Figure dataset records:
-*-
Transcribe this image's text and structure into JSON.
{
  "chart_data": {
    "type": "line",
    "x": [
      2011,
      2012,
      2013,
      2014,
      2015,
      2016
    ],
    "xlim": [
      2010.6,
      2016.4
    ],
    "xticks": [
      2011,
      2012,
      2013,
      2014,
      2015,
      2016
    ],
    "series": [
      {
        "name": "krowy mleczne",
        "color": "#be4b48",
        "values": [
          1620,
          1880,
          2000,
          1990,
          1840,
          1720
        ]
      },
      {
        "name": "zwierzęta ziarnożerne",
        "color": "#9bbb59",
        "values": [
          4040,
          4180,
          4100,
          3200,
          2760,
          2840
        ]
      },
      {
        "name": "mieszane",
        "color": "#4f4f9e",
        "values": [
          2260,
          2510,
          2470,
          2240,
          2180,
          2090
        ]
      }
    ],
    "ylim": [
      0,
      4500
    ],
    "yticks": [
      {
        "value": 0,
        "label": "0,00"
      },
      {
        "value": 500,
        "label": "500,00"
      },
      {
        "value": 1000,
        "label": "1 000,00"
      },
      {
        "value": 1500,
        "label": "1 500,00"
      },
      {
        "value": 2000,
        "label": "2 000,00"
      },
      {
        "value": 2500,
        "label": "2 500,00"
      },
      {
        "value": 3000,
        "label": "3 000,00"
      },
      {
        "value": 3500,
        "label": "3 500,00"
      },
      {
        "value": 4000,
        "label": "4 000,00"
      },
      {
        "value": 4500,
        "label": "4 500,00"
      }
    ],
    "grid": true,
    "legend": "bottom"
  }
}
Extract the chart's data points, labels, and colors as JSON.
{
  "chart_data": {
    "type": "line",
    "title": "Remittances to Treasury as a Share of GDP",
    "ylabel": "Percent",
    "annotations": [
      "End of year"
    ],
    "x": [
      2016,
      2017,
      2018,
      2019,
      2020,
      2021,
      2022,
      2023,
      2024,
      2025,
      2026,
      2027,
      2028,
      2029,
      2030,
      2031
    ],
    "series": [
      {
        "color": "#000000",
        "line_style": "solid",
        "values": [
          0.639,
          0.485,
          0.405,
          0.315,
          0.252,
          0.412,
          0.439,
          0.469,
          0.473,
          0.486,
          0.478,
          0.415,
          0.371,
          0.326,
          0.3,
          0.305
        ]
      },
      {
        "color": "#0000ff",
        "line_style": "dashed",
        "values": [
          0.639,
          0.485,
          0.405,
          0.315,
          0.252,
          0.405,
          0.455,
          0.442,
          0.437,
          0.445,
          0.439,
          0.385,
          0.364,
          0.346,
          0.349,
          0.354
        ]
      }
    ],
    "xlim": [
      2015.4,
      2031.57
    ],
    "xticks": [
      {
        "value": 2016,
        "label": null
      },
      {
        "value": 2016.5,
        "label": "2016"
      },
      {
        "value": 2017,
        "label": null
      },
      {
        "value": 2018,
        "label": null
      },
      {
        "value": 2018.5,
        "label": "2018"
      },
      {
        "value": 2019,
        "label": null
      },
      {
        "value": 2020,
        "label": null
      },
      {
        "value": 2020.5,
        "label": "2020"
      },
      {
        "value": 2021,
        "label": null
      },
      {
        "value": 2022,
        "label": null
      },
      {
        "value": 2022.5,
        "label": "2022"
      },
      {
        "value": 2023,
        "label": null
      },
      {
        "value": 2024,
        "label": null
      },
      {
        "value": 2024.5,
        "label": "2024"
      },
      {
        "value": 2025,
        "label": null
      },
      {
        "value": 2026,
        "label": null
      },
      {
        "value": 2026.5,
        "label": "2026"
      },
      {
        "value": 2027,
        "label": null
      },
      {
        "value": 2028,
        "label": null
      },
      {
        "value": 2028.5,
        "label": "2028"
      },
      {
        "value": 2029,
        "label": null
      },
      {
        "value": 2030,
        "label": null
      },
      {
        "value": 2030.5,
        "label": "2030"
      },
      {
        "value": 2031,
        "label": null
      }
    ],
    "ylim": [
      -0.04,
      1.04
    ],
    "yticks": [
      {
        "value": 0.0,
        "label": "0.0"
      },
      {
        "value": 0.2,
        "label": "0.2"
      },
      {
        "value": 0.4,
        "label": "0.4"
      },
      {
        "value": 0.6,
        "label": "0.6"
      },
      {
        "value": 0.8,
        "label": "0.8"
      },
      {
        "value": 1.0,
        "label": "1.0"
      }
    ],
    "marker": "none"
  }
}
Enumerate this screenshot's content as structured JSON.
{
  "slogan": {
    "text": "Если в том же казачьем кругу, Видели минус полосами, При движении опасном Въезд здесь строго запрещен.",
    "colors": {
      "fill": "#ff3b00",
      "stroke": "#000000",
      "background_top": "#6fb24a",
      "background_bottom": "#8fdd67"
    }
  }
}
-*-
**WORK TO DO:**
Repeat the data above exactly.

**RESPONSE BELOW:**
Transcribe this image's text and structure into JSON.
{
  "chart_data": {
    "type": "line",
    "x": [
      2011,
      2012,
      2013,
      2014,
      2015,
      2016
    ],
    "xlim": [
      2010.6,
      2016.4
    ],
    "xticks": [
      2011,
      2012,
      2013,
      2014,
      2015,
      2016
    ],
    "series": [
      {
        "name": "krowy mleczne",
        "color": "#be4b48",
        "values": [
          1620,
          1880,
          2000,
          1990,
          1840,
          1720
        ]
      },
      {
        "name": "zwierzęta ziarnożerne",
        "color": "#9bbb59",
        "values": [
          4040,
          4180,
          4100,
          3200,
          2760,
          2840
        ]
      },
      {
        "name": "mieszane",
        "color": "#4f4f9e",
        "values": [
          2260,
          2510,
          2470,
          2240,
          2180,
          2090
        ]
      }
    ],
    "ylim": [
      0,
      4500
    ],
    "yticks": [
      {
        "value": 0,
        "label": "0,00"
      },
      {
        "value": 500,
        "label": "500,00"
      },
      {
        "value": 1000,
        "label": "1 000,00"
      },
      {
        "value": 1500,
        "label": "1 500,00"
      },
      {
        "value": 2000,
        "label": "2 000,00"
      },
      {
        "value": 2500,
        "label": "2 500,00"
      },
      {
        "value": 3000,
        "label": "3 000,00"
      },
      {
        "value": 3500,
        "label": "3 500,00"
      },
      {
        "value": 4000,
        "label": "4 000,00"
      },
      {
        "value": 4500,
        "label": "4 500,00"
      }
    ],
    "grid": true,
    "legend": "bottom"
  }
}
Extract the chart's data points, labels, and colors as JSON.
{
  "chart_data": {
    "type": "line",
    "title": "Remittances to Treasury as a Share of GDP",
    "ylabel": "Percent",
    "annotations": [
      "End of year"
    ],
    "x": [
      2016,
      2017,
      2018,
      2019,
      2020,
      2021,
      2022,
      2023,
      2024,
      2025,
      2026,
      2027,
      2028,
      2029,
      2030,
      2031
    ],
    "series": [
      {
        "color": "#000000",
        "line_style": "solid",
        "values": [
          0.639,
          0.485,
          0.405,
          0.315,
          0.252,
          0.412,
          0.439,
          0.469,
          0.473,
          0.486,
          0.478,
          0.415,
          0.371,
          0.326,
          0.3,
          0.305
        ]
      },
      {
        "color": "#0000ff",
        "line_style": "dashed",
        "values": [
          0.639,
          0.485,
          0.405,
          0.315,
          0.252,
          0.405,
          0.455,
          0.442,
          0.437,
          0.445,
          0.439,
          0.385,
          0.364,
          0.346,
          0.349,
          0.354
        ]
      }
    ],
    "xlim": [
      2015.4,
      2031.57
    ],
    "xticks": [
      {
        "value": 2016,
        "label": null
      },
      {
        "value": 2016.5,
        "label": "2016"
      },
      {
        "value": 2017,
        "label": null
      },
      {
        "value": 2018,
        "label": null
      },
      {
        "value": 2018.5,
        "label": "2018"
      },
      {
        "value": 2019,
        "label": null
      },
      {
        "value": 2020,
        "label": null
      },
      {
        "value": 2020.5,
        "label": "2020"
      },
      {
        "value": 2021,
        "label": null
      },
      {
        "value": 2022,
        "label": null
      },
      {
        "value": 2022.5,
        "label": "2022"
      },
      {
        "value": 2023,
        "label": null
      },
      {
        "value": 2024,
        "label": null
      },
      {
        "value": 2024.5,
        "label": "2024"
      },
      {
        "value": 2025,
        "label": null
      },
      {
        "value": 2026,
        "label": null
      },
      {
        "value": 2026.5,
        "label": "2026"
      },
      {
        "value": 2027,
        "label": null
      },
      {
        "value": 2028,
        "label": null
      },
      {
        "value": 2028.5,
        "label": "2028"
      },
      {
        "value": 2029,
        "label": null
      },
      {
        "value": 2030,
        "label": null
      },
      {
        "value": 2030.5,
        "label": "2030"
      },
      {
        "value": 2031,
        "label": null
      }
    ],
    "ylim": [
      -0.04,
      1.04
    ],
    "yticks": [
      {
        "value": 0.0,
        "label": "0.0"
      },
      {
        "value": 0.2,
        "label": "0.2"
      },
      {
        "value": 0.4,
        "label": "0.4"
      },
      {
        "value": 0.6,
        "label": "0.6"
      },
      {
        "value": 0.8,
        "label": "0.8"
      },
      {
        "value": 1.0,
        "label": "1.0"
      }
    ],
    "marker": "none"
  }
}
Enumerate this screenshot's content as structured JSON.
{
  "slogan": {
    "text": "Если в том же казачьем кругу, Видели минус полосами, При движении опасном Въезд здесь строго запрещен.",
    "colors": {
      "fill": "#ff3b00",
      "stroke": "#000000",
      "background_top": "#6fb24a",
      "background_bottom": "#8fdd67"
    }
  }
}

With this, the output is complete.